# 課題 1:
クザーヌスについての抜粋によると、クザーヌスの著書では神は万物を何にしたがって創造したとされていますか？

具体的には、「神の存在とは、無限の真理であり、人類には把握し得ない方法で、真理に到達する他に道はない」。つまり、「神という無限の真理は、(有限の知性と有限の認識しか持ち得ない)人間には、知ることはできない」という思想だ。

その上で、宇宙論について「宇宙とは、絶対的な神的存在から来る被造物」であり、したがって「縮限された最大のもの」であるという理論を展開した。言い換えれば、『絶対的に最大の存在』は神であり、神の存在を具現化したものがこの宇宙であると主張したのだ。

神の存在を「人間には知ることのできない存在であり、無限の真理である」とすることで、神の存在を相対化していることが重要な点である。

 

そして、神のみではなく宇宙の無限性を主張したことにも、大きな意味がある。

無限の宇宙空間に於いては、”絶対的な運動”は存在しない。あるのは他の天体やエネルギーとの相対的な比だけである。この比を理解するためには、必ず”数”が必要である。

クザーヌスの著書には、「数なしには存在するものども多性は存在し得ない。というのは、数がなくなると、事物の区別、秩序、比、調和、更に存在するものどもの多性自体がなくなってしまうからである。」と語られており、その根拠は「神は、万物を数と重さと尺度にしたがって創造したから」となっている。

これは、この世界のあらゆる事物を数的に表現できるのだと言うことを示唆しており、人間も数学を使ってこの世の理を理解することができるのだという論調である。

現にクザーヌスは、「神は算術学、幾何学、音楽そして天文学を使ってこの世界を作った。故に我々も諸事物や諸元素や諸運動の比的な関係を研究するにあたって、これらの学術を使用するのである」と、人間も数学を用いることで神の真理に近づくことができると主張している。

 

こうして、神そのものの存在は無限であり人間たちには近づくことが許されないとした上で、宇宙に関しては数学的に解明可能だという(一見矛盾した)論理を最初に打ち立てたのがクザーヌスである。

# 課題 2:
記録の冒頭から「emoji-group xyxy=(556,616,661,637)」を含む行までを、その行も含めて一字一句そのまま書き写してください。

# 抜粋データ:
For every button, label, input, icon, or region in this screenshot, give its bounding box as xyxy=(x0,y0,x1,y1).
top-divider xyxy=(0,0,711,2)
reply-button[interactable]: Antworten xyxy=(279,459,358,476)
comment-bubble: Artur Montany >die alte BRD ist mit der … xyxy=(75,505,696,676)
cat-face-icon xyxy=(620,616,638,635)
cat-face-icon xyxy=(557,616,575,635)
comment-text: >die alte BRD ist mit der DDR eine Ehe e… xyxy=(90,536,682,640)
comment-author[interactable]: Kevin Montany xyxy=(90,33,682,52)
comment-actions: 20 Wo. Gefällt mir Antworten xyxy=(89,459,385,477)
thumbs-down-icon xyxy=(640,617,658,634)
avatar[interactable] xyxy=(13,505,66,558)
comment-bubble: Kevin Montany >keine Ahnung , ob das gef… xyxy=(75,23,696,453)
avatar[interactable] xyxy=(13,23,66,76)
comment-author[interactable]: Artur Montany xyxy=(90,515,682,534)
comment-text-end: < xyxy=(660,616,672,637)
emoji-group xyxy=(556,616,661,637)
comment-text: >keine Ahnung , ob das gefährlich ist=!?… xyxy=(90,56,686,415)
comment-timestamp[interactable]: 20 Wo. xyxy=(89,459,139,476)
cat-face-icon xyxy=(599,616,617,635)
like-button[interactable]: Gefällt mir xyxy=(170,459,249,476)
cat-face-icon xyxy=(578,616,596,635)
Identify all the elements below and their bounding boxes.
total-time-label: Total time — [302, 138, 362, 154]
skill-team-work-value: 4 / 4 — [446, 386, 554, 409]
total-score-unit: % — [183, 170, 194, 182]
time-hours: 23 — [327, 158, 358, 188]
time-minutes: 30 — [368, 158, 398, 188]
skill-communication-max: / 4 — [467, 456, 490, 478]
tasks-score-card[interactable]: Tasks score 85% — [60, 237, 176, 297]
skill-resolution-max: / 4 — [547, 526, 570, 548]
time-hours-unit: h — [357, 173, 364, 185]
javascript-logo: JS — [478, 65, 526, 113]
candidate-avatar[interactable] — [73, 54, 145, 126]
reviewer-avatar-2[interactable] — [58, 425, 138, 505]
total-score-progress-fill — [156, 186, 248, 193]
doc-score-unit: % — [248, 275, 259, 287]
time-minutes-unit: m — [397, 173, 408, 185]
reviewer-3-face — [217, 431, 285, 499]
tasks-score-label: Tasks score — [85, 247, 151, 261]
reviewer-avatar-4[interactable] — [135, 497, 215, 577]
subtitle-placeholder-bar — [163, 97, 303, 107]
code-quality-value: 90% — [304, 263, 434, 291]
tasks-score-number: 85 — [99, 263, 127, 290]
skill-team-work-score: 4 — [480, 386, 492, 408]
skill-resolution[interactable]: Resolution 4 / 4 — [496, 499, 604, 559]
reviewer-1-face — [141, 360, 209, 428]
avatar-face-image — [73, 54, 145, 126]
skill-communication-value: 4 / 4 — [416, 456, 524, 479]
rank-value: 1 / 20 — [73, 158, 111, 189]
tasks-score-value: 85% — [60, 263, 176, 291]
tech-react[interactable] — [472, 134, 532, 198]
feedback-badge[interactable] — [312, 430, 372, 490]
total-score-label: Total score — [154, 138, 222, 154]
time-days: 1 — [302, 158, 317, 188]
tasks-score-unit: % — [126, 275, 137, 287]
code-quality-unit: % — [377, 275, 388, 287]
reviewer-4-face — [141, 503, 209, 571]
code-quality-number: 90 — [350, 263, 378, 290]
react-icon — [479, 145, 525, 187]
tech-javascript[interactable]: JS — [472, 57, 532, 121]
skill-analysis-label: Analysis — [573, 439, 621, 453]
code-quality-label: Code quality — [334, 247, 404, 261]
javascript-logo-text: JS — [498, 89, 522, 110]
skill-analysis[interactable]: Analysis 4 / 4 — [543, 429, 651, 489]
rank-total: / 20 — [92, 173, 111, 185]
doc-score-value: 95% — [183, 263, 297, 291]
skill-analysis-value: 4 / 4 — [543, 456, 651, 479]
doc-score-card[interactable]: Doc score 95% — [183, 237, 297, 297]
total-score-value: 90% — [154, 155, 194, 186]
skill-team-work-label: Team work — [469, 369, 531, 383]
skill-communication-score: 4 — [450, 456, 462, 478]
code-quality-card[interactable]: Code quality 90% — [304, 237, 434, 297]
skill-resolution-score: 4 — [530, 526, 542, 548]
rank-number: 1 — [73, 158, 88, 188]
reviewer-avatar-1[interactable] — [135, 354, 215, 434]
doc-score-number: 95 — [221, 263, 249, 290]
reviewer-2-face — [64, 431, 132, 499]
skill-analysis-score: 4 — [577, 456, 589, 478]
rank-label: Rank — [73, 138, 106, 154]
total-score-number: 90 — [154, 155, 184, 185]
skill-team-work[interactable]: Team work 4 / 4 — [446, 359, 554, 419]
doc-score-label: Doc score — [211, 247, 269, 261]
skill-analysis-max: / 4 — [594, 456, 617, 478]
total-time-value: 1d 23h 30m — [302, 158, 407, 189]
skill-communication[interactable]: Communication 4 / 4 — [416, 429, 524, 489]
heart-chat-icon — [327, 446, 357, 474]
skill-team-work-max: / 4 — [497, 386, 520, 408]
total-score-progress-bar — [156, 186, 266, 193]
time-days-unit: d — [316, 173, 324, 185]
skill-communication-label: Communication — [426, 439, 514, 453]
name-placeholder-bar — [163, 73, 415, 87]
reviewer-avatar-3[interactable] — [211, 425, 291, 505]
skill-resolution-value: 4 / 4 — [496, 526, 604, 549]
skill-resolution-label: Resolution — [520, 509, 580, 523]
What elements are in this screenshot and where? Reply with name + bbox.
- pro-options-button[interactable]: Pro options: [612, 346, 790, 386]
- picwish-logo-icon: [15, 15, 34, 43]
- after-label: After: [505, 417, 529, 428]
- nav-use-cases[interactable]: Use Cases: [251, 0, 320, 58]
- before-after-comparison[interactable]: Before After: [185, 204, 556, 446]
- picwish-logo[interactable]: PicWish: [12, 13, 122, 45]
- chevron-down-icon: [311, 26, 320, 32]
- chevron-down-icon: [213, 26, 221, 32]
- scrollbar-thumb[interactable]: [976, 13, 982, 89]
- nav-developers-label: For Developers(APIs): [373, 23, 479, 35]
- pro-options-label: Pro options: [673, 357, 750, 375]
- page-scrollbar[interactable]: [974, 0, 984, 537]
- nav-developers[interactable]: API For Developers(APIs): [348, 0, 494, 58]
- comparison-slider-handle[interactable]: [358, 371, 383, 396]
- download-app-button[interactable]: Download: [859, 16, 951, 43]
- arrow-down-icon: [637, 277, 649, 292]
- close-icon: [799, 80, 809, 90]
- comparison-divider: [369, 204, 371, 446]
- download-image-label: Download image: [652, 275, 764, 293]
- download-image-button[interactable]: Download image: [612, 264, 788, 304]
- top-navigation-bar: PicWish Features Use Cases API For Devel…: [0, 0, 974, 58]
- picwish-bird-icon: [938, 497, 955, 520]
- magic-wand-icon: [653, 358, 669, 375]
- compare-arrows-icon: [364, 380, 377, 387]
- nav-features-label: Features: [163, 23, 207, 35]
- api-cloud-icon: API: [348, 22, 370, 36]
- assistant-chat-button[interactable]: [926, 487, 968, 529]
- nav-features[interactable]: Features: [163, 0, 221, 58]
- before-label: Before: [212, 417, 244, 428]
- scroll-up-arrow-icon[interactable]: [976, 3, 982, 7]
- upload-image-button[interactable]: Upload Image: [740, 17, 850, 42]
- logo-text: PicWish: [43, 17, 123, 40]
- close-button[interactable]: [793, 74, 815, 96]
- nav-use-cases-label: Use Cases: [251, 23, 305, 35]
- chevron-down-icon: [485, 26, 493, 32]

# 演習結果 1:
数と重さと尺度にしたがって創造したとされています。

# 演習結果 2:
For every button, label, input, icon, or region in this screenshot, give its bounding box as xyxy=(x0,y0,x1,y1).
top-divider xyxy=(0,0,711,2)
reply-button[interactable]: Antworten xyxy=(279,459,358,476)
comment-bubble: Artur Montany >die alte BRD ist mit der … xyxy=(75,505,696,676)
cat-face-icon xyxy=(620,616,638,635)
cat-face-icon xyxy=(557,616,575,635)
comment-text: >die alte BRD ist mit der DDR eine Ehe e… xyxy=(90,536,682,640)
comment-author[interactable]: Kevin Montany xyxy=(90,33,682,52)
comment-actions: 20 Wo. Gefällt mir Antworten xyxy=(89,459,385,477)
thumbs-down-icon xyxy=(640,617,658,634)
avatar[interactable] xyxy=(13,505,66,558)
comment-bubble: Kevin Montany >keine Ahnung , ob das gef… xyxy=(75,23,696,453)
avatar[interactable] xyxy=(13,23,66,76)
comment-author[interactable]: Artur Montany xyxy=(90,515,682,534)
comment-text-end: < xyxy=(660,616,672,637)
emoji-group xyxy=(556,616,661,637)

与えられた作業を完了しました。